__Task statement__
Select every line in the entries below that contains the word "some", with case counting, and copy each one out.

─── Data for this exercise ───

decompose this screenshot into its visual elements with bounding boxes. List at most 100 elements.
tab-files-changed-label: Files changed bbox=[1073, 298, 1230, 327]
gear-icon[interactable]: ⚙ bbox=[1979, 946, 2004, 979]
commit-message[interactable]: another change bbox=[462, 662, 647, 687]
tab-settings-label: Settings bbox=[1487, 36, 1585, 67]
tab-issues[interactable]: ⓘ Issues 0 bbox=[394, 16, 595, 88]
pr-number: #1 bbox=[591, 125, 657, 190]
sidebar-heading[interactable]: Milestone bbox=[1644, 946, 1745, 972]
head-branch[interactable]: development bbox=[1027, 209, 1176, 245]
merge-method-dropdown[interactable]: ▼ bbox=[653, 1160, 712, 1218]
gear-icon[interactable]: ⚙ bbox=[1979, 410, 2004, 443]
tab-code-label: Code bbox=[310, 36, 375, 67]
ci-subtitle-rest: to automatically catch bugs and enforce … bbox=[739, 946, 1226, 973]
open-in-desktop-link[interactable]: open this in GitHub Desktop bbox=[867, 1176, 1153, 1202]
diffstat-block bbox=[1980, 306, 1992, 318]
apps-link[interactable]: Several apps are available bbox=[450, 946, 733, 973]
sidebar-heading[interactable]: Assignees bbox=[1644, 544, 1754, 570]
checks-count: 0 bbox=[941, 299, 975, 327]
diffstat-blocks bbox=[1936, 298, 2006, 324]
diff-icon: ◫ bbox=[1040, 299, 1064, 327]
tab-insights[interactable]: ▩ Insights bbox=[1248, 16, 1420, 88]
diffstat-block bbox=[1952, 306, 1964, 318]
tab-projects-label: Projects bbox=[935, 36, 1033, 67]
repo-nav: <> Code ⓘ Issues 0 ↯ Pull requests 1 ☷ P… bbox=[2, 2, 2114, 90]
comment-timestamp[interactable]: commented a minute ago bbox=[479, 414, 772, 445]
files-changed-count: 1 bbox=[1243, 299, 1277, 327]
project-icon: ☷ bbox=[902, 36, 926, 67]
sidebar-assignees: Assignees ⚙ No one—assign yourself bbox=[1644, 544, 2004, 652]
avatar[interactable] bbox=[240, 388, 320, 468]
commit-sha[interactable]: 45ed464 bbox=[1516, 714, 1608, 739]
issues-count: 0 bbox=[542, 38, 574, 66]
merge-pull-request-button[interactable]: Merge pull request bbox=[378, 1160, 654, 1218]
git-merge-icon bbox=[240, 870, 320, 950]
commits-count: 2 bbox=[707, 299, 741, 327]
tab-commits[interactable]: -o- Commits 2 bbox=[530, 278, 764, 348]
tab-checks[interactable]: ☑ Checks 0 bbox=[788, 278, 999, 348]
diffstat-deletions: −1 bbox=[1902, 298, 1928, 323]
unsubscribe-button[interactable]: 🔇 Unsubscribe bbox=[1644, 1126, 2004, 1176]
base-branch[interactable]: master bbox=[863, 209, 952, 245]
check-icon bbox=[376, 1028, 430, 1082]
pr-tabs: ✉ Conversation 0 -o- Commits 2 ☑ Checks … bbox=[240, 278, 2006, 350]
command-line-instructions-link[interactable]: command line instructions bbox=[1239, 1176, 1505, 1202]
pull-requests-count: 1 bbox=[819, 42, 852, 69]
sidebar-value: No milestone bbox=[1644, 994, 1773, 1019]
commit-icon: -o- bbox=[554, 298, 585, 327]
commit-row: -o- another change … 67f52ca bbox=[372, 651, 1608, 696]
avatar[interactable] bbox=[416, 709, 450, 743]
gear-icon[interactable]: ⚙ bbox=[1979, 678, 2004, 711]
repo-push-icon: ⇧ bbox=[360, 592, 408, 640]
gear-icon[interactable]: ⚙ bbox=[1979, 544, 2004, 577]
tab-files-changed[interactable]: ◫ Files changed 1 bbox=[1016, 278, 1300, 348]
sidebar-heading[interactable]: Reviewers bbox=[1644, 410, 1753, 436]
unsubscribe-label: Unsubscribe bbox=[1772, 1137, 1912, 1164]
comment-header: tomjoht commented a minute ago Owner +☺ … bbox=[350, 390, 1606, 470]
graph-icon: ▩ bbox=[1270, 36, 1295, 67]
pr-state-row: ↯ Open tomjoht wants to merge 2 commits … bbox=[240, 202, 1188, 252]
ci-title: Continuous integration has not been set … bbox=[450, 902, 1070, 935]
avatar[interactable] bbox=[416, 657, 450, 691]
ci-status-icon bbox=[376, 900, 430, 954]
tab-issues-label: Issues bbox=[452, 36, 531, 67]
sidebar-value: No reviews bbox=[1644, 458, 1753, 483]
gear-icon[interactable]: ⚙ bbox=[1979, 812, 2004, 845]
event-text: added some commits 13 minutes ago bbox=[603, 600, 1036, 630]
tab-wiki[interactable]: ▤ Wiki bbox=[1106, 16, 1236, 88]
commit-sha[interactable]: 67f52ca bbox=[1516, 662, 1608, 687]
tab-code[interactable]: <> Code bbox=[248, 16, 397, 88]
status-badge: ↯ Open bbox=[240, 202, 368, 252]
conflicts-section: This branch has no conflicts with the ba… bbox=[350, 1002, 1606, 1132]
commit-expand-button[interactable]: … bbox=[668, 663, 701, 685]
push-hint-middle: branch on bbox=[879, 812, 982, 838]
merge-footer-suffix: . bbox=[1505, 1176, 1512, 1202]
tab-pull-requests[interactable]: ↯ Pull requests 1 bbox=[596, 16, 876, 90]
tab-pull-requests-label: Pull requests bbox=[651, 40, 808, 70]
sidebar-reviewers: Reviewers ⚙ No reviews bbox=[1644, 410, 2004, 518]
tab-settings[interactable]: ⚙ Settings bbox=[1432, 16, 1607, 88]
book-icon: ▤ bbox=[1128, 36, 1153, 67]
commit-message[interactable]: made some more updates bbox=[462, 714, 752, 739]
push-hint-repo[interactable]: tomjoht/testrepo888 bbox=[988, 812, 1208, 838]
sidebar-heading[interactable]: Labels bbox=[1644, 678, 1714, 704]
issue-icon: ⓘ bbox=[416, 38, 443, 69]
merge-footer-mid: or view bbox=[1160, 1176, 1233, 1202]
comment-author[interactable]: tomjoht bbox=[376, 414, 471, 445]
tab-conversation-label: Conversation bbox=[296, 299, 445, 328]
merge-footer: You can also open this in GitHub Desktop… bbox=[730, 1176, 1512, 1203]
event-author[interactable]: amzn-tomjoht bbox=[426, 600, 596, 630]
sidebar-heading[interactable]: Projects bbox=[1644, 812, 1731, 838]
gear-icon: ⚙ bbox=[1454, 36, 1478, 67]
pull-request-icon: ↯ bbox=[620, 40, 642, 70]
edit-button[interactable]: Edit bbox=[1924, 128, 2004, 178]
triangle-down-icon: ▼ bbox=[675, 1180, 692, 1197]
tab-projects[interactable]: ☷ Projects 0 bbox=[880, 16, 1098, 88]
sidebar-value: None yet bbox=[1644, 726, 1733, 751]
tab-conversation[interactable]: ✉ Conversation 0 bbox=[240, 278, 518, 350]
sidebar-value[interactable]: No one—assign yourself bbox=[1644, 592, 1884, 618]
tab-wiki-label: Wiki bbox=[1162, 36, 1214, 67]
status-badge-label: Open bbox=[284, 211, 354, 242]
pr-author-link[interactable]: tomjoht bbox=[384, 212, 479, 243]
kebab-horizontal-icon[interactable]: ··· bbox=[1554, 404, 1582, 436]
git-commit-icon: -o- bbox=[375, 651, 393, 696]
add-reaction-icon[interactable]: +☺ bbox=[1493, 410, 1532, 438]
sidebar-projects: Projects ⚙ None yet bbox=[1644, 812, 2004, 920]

───

__Answer to the problem__
event-text: added some commits 13 minutes ago bbox=[603, 600, 1036, 630]
commit-message[interactable]: made some more updates bbox=[462, 714, 752, 739]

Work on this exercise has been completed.